Your objective
Look through the data and write out every line with the word "dark" in it.

Entries supplied
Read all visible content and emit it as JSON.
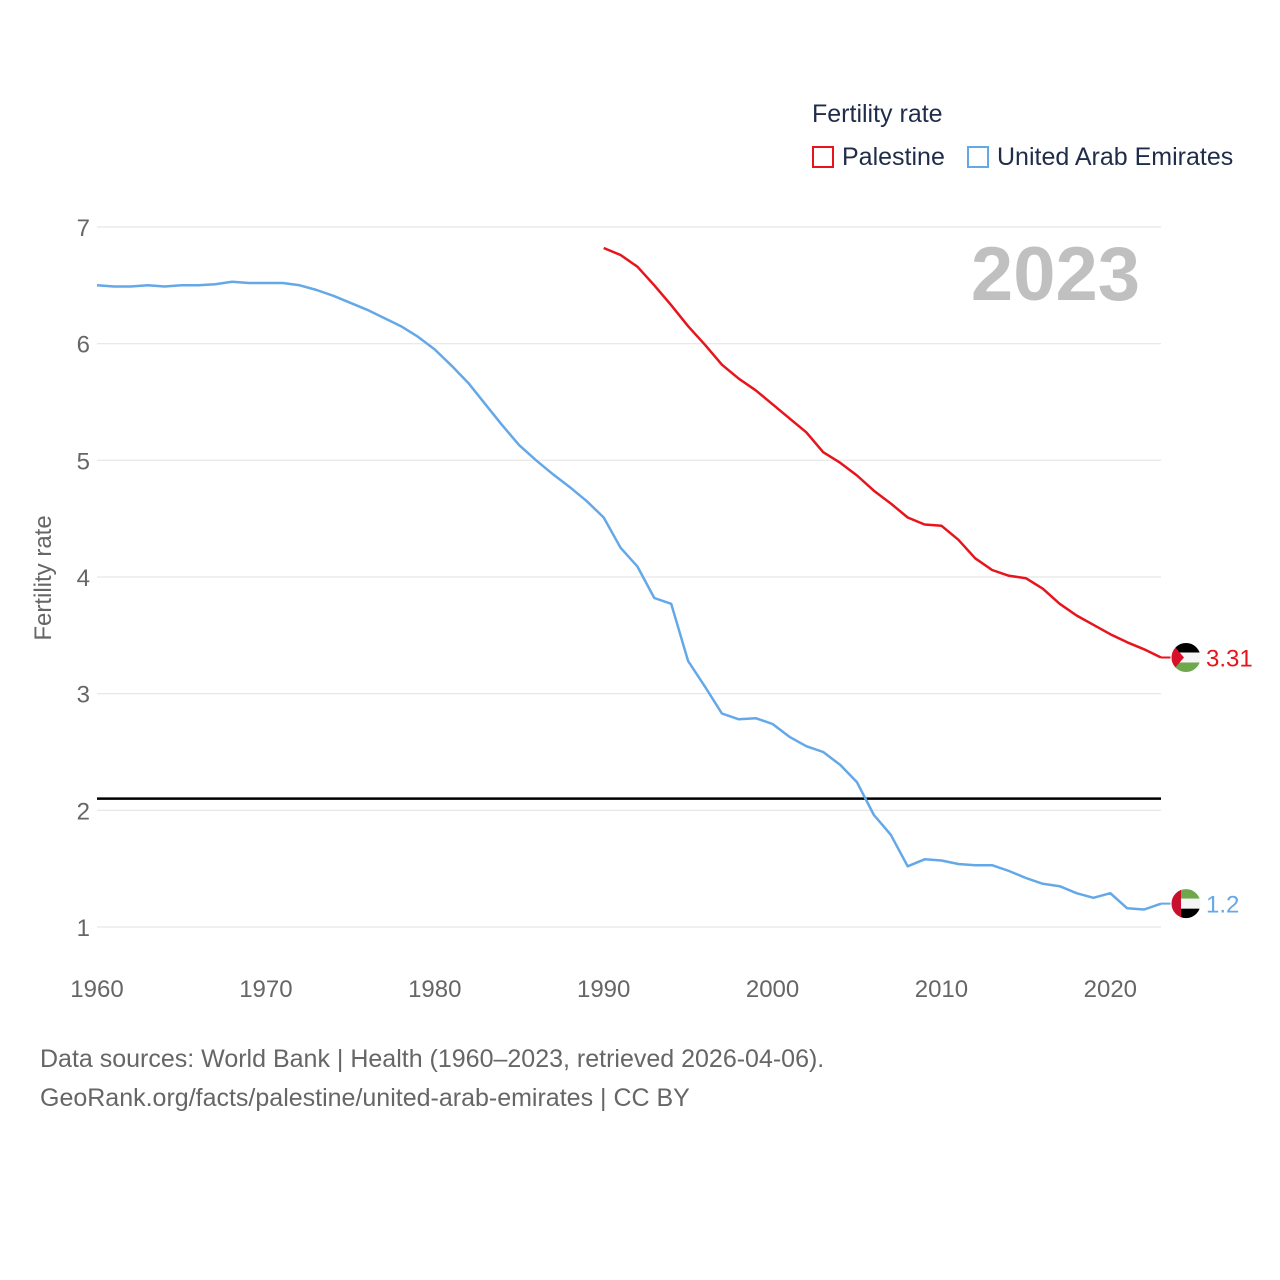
{
  "legend": {
    "title": "Fertility rate",
    "items": [
      {
        "label": "Palestine",
        "color": "#e8141c"
      },
      {
        "label": "United Arab Emirates",
        "color": "#64a8e8"
      }
    ]
  },
  "year_label": "2023",
  "source": {
    "line1": "Data sources: World Bank | Health (1960–2023, retrieved 2026-04-06).",
    "line2": "GeoRank.org/facts/palestine/united-arab-emirates | CC BY"
  },
  "chart_data": {
    "type": "line",
    "title": "Fertility rate",
    "xlabel": "",
    "ylabel": "Fertility rate",
    "xlim": [
      1960,
      2023
    ],
    "ylim": [
      0.85,
      7
    ],
    "x_ticks": [
      1960,
      1970,
      1980,
      1990,
      2000,
      2010,
      2020
    ],
    "y_ticks": [
      1,
      2,
      3,
      4,
      5,
      6,
      7
    ],
    "grid": true,
    "reference_line": {
      "y": 2.1,
      "color": "#000000"
    },
    "series": [
      {
        "name": "Palestine",
        "color": "#e8141c",
        "end_label": "3.31",
        "x": [
          1990,
          1991,
          1992,
          1993,
          1994,
          1995,
          1996,
          1997,
          1998,
          1999,
          2000,
          2001,
          2002,
          2003,
          2004,
          2005,
          2006,
          2007,
          2008,
          2009,
          2010,
          2011,
          2012,
          2013,
          2014,
          2015,
          2016,
          2017,
          2018,
          2019,
          2020,
          2021,
          2022,
          2023
        ],
        "values": [
          6.82,
          6.76,
          6.66,
          6.5,
          6.33,
          6.15,
          5.99,
          5.82,
          5.7,
          5.6,
          5.48,
          5.36,
          5.24,
          5.07,
          4.98,
          4.87,
          4.74,
          4.63,
          4.51,
          4.45,
          4.44,
          4.32,
          4.16,
          4.06,
          4.01,
          3.99,
          3.9,
          3.77,
          3.67,
          3.59,
          3.51,
          3.44,
          3.38,
          3.31
        ]
      },
      {
        "name": "United Arab Emirates",
        "color": "#64a8e8",
        "end_label": "1.2",
        "x": [
          1960,
          1961,
          1962,
          1963,
          1964,
          1965,
          1966,
          1967,
          1968,
          1969,
          1970,
          1971,
          1972,
          1973,
          1974,
          1975,
          1976,
          1977,
          1978,
          1979,
          1980,
          1981,
          1982,
          1983,
          1984,
          1985,
          1986,
          1987,
          1988,
          1989,
          1990,
          1991,
          1992,
          1993,
          1994,
          1995,
          1996,
          1997,
          1998,
          1999,
          2000,
          2001,
          2002,
          2003,
          2004,
          2005,
          2006,
          2007,
          2008,
          2009,
          2010,
          2011,
          2012,
          2013,
          2014,
          2015,
          2016,
          2017,
          2018,
          2019,
          2020,
          2021,
          2022,
          2023
        ],
        "values": [
          6.5,
          6.49,
          6.49,
          6.5,
          6.49,
          6.5,
          6.5,
          6.51,
          6.53,
          6.52,
          6.52,
          6.52,
          6.5,
          6.46,
          6.41,
          6.35,
          6.29,
          6.22,
          6.15,
          6.06,
          5.95,
          5.81,
          5.66,
          5.48,
          5.3,
          5.13,
          5.0,
          4.88,
          4.77,
          4.65,
          4.51,
          4.25,
          4.09,
          3.82,
          3.77,
          3.28,
          3.06,
          2.83,
          2.78,
          2.79,
          2.74,
          2.63,
          2.55,
          2.5,
          2.39,
          2.24,
          1.96,
          1.79,
          1.52,
          1.58,
          1.57,
          1.54,
          1.53,
          1.53,
          1.48,
          1.42,
          1.37,
          1.35,
          1.29,
          1.25,
          1.29,
          1.16,
          1.15,
          1.2
        ]
      }
    ]
  }
}
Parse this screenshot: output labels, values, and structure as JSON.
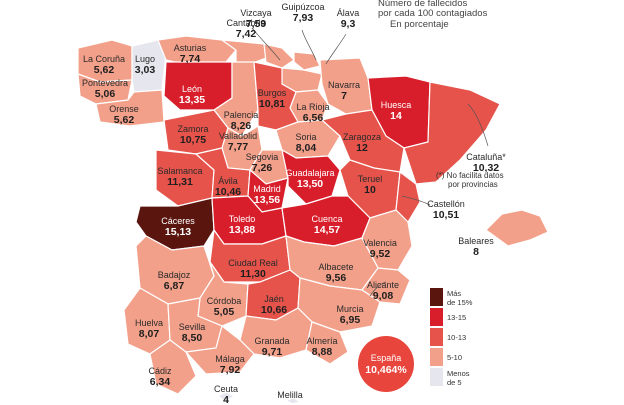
{
  "title_lines": [
    "Número de fallecidos",
    "por cada 100 contagiados",
    "En porcentaje"
  ],
  "colors": {
    "dark": "#5a150f",
    "red": "#d81e2b",
    "mid": "#e5534b",
    "light": "#f2a08a",
    "pale": "#e6e6ee",
    "sea": "#ffffff",
    "bubble": "#e8453c"
  },
  "legend": [
    {
      "label_lines": [
        "Más",
        "de 15%"
      ],
      "color_key": "dark"
    },
    {
      "label_lines": [
        "13-15"
      ],
      "color_key": "red"
    },
    {
      "label_lines": [
        "10-13"
      ],
      "color_key": "mid"
    },
    {
      "label_lines": [
        "5-10"
      ],
      "color_key": "light"
    },
    {
      "label_lines": [
        "Menos",
        "de 5"
      ],
      "color_key": "pale"
    }
  ],
  "provinces": [
    {
      "name": "La Coruña",
      "value": "5,62",
      "category": "light"
    },
    {
      "name": "Lugo",
      "value": "3,03",
      "category": "pale"
    },
    {
      "name": "Pontevedra",
      "value": "5,06",
      "category": "light"
    },
    {
      "name": "Orense",
      "value": "5,62",
      "category": "light"
    },
    {
      "name": "Asturias",
      "value": "7,74",
      "category": "light"
    },
    {
      "name": "Cantabria",
      "value": "7,42",
      "category": "light"
    },
    {
      "name": "Vizcaya",
      "value": "7,59",
      "category": "light"
    },
    {
      "name": "Guipúzcoa",
      "value": "7,93",
      "category": "light"
    },
    {
      "name": "Álava",
      "value": "9,3",
      "category": "light"
    },
    {
      "name": "Navarra",
      "value": "7",
      "category": "light"
    },
    {
      "name": "La Rioja",
      "value": "6,56",
      "category": "light"
    },
    {
      "name": "León",
      "value": "13,35",
      "category": "red"
    },
    {
      "name": "Palencia",
      "value": "8,26",
      "category": "light"
    },
    {
      "name": "Burgos",
      "value": "10,81",
      "category": "mid"
    },
    {
      "name": "Zamora",
      "value": "10,75",
      "category": "mid"
    },
    {
      "name": "Valladolid",
      "value": "7,77",
      "category": "light"
    },
    {
      "name": "Soria",
      "value": "8,04",
      "category": "light"
    },
    {
      "name": "Huesca",
      "value": "14",
      "category": "red"
    },
    {
      "name": "Zaragoza",
      "value": "12",
      "category": "mid"
    },
    {
      "name": "Cataluña*",
      "value": "10,32",
      "category": "mid"
    },
    {
      "name": "Segovia",
      "value": "7,26",
      "category": "light"
    },
    {
      "name": "Salamanca",
      "value": "11,31",
      "category": "mid"
    },
    {
      "name": "Ávila",
      "value": "10,46",
      "category": "mid"
    },
    {
      "name": "Madrid",
      "value": "13,56",
      "category": "red"
    },
    {
      "name": "Guadalajara",
      "value": "13,50",
      "category": "red"
    },
    {
      "name": "Teruel",
      "value": "10",
      "category": "mid"
    },
    {
      "name": "Castellón",
      "value": "10,51",
      "category": "mid"
    },
    {
      "name": "Cáceres",
      "value": "15,13",
      "category": "dark"
    },
    {
      "name": "Toledo",
      "value": "13,88",
      "category": "red"
    },
    {
      "name": "Cuenca",
      "value": "14,57",
      "category": "red"
    },
    {
      "name": "Valencia",
      "value": "9,52",
      "category": "light"
    },
    {
      "name": "Baleares",
      "value": "8",
      "category": "light"
    },
    {
      "name": "Badajoz",
      "value": "6,87",
      "category": "light"
    },
    {
      "name": "Ciudad Real",
      "value": "11,30",
      "category": "mid"
    },
    {
      "name": "Albacete",
      "value": "9,56",
      "category": "light"
    },
    {
      "name": "Alicante",
      "value": "9,08",
      "category": "light"
    },
    {
      "name": "Córdoba",
      "value": "5,05",
      "category": "light"
    },
    {
      "name": "Jaén",
      "value": "10,66",
      "category": "mid"
    },
    {
      "name": "Murcia",
      "value": "6,95",
      "category": "light"
    },
    {
      "name": "Huelva",
      "value": "8,07",
      "category": "light"
    },
    {
      "name": "Sevilla",
      "value": "8,50",
      "category": "light"
    },
    {
      "name": "Granada",
      "value": "9,71",
      "category": "light"
    },
    {
      "name": "Almería",
      "value": "8,88",
      "category": "light"
    },
    {
      "name": "Cádiz",
      "value": "6,34",
      "category": "light"
    },
    {
      "name": "Málaga",
      "value": "7,92",
      "category": "light"
    },
    {
      "name": "Ceuta",
      "value": "4",
      "category": "pale"
    },
    {
      "name": "Melilla",
      "value": "",
      "category": "pale"
    }
  ],
  "footnote_lines": [
    "(*) No facilita datos",
    "por provincias"
  ],
  "national": {
    "name": "España",
    "value": "10,464%"
  }
}
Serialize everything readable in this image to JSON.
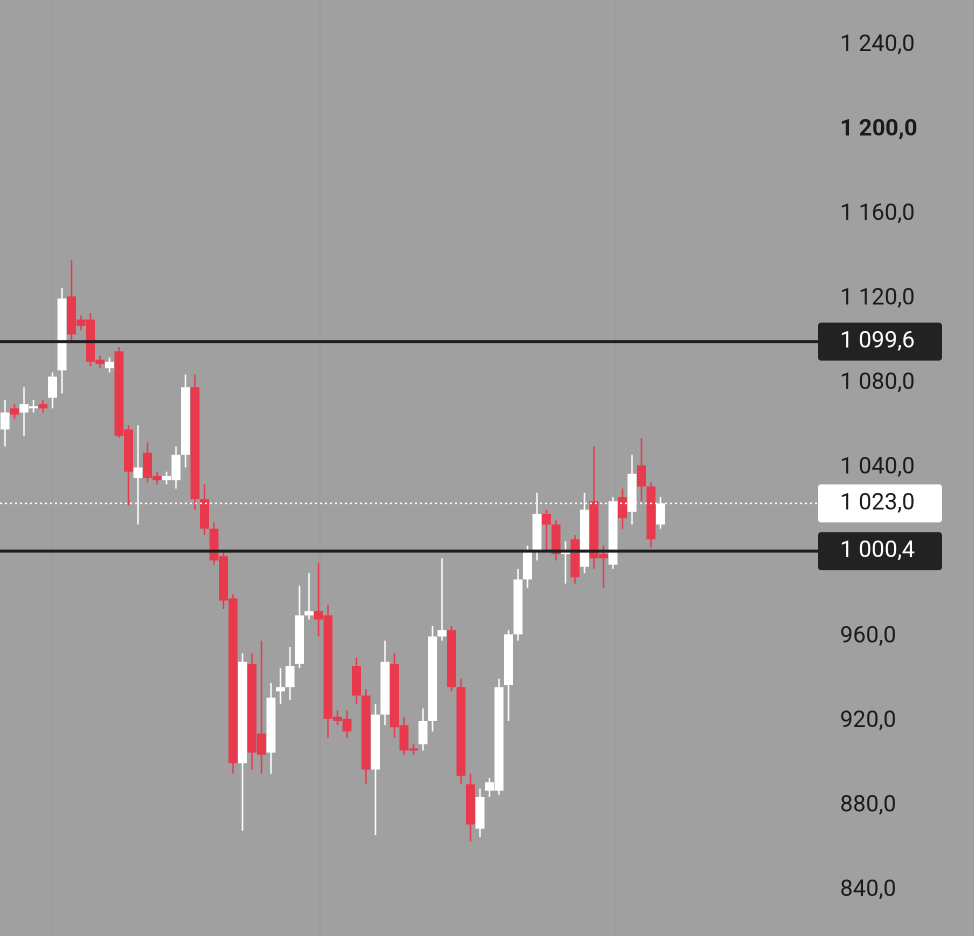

Full response
    "dark": "#5a150f",
      "color_key": "dark"
      "category": "dark"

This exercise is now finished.